WRITTEN PROBLEM. Each entry below is to be written out exactly, and the pictures are to be left out.

Saved data entries.
========================================================================
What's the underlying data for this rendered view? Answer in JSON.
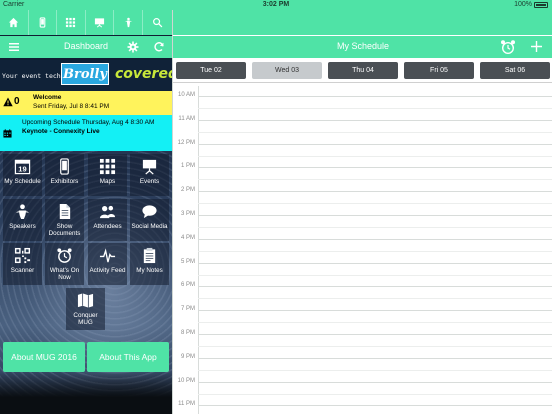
{
  "status_bar": {
    "carrier": "Carrier",
    "time": "3:02 PM",
    "battery": "100%"
  },
  "left_nav": {
    "icons": [
      "home-icon",
      "phone-icon",
      "grid-icon",
      "presentation-icon",
      "figure-icon",
      "search-icon"
    ]
  },
  "dashboard": {
    "title": "Dashboard"
  },
  "banner": {
    "tagline": "Your event tech.",
    "logo": "Brolly",
    "slogan": "covered"
  },
  "alerts": {
    "welcome": {
      "count": "0",
      "title": "Welcome",
      "subtitle": "Sent Friday, Jul 8 8:41 PM"
    },
    "upcoming": {
      "title": "Upcoming Schedule Thursday, Aug 4 8:30 AM",
      "subtitle": "Keynote - Connexity Live"
    }
  },
  "tiles": [
    {
      "label": "My Schedule",
      "icon": "calendar-icon"
    },
    {
      "label": "Exhibitors",
      "icon": "phone-icon"
    },
    {
      "label": "Maps",
      "icon": "grid-icon"
    },
    {
      "label": "Events",
      "icon": "presentation-icon"
    },
    {
      "label": "Speakers",
      "icon": "speaker-icon"
    },
    {
      "label": "Show Documents",
      "icon": "document-icon"
    },
    {
      "label": "Attendees",
      "icon": "people-icon"
    },
    {
      "label": "Social Media",
      "icon": "chat-bubble-icon"
    },
    {
      "label": "Scanner",
      "icon": "qr-code-icon"
    },
    {
      "label": "What's On Now",
      "icon": "alarm-clock-icon"
    },
    {
      "label": "Activity Feed",
      "icon": "pulse-icon"
    },
    {
      "label": "My Notes",
      "icon": "clipboard-icon"
    },
    {
      "label": "Conquer MUG",
      "icon": "map-icon"
    }
  ],
  "about": {
    "mug": "About MUG 2016",
    "app": "About This App"
  },
  "schedule": {
    "title": "My Schedule",
    "days": [
      {
        "label": "Tue 02",
        "active": false
      },
      {
        "label": "Wed 03",
        "active": true
      },
      {
        "label": "Thu 04",
        "active": false
      },
      {
        "label": "Fri 05",
        "active": false
      },
      {
        "label": "Sat 06",
        "active": false
      }
    ],
    "hours": [
      "10 AM",
      "11 AM",
      "12 PM",
      "1 PM",
      "2 PM",
      "3 PM",
      "4 PM",
      "5 PM",
      "6 PM",
      "7 PM",
      "8 PM",
      "9 PM",
      "10 PM",
      "11 PM"
    ]
  },
  "colors": {
    "accent": "#4fe3a6",
    "welcome_bg": "#fff35c",
    "upcoming_bg": "#13f0f5",
    "day_tab": "#4a4f54",
    "day_tab_active": "#c6cacd"
  }
}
========================================================================
SOLUTION.
What's the underlying data for this rendered view? Answer in JSON.
{
  "status_bar": {
    "carrier": "Carrier",
    "time": "3:02 PM",
    "battery": "100%"
  },
  "left_nav": {
    "icons": [
      "home-icon",
      "phone-icon",
      "grid-icon",
      "presentation-icon",
      "figure-icon",
      "search-icon"
    ]
  },
  "dashboard": {
    "title": "Dashboard"
  },
  "banner": {
    "tagline": "Your event tech.",
    "logo": "Brolly",
    "slogan": "covered"
  },
  "alerts": {
    "welcome": {
      "count": "0",
      "title": "Welcome",
      "subtitle": "Sent Friday, Jul 8 8:41 PM"
    },
    "upcoming": {
      "title": "Upcoming Schedule Thursday, Aug 4 8:30 AM",
      "subtitle": "Keynote - Connexity Live"
    }
  },
  "tiles": [
    {
      "label": "My Schedule",
      "icon": "calendar-icon"
    },
    {
      "label": "Exhibitors",
      "icon": "phone-icon"
    },
    {
      "label": "Maps",
      "icon": "grid-icon"
    },
    {
      "label": "Events",
      "icon": "presentation-icon"
    },
    {
      "label": "Speakers",
      "icon": "speaker-icon"
    },
    {
      "label": "Show Documents",
      "icon": "document-icon"
    },
    {
      "label": "Attendees",
      "icon": "people-icon"
    },
    {
      "label": "Social Media",
      "icon": "chat-bubble-icon"
    },
    {
      "label": "Scanner",
      "icon": "qr-code-icon"
    },
    {
      "label": "What's On Now",
      "icon": "alarm-clock-icon"
    },
    {
      "label": "Activity Feed",
      "icon": "pulse-icon"
    },
    {
      "label": "My Notes",
      "icon": "clipboard-icon"
    },
    {
      "label": "Conquer MUG",
      "icon": "map-icon"
    }
  ],
  "about": {
    "mug": "About MUG 2016",
    "app": "About This App"
  },
  "schedule": {
    "title": "My Schedule",
    "days": [
      {
        "label": "Tue 02",
        "active": false
      },
      {
        "label": "Wed 03",
        "active": true
      },
      {
        "label": "Thu 04",
        "active": false
      },
      {
        "label": "Fri 05",
        "active": false
      },
      {
        "label": "Sat 06",
        "active": false
      }
    ],
    "hours": [
      "10 AM",
      "11 AM",
      "12 PM",
      "1 PM",
      "2 PM",
      "3 PM",
      "4 PM",
      "5 PM",
      "6 PM",
      "7 PM",
      "8 PM",
      "9 PM",
      "10 PM",
      "11 PM"
    ]
  },
  "colors": {
    "accent": "#4fe3a6",
    "welcome_bg": "#fff35c",
    "upcoming_bg": "#13f0f5",
    "day_tab": "#4a4f54",
    "day_tab_active": "#c6cacd"
  }
}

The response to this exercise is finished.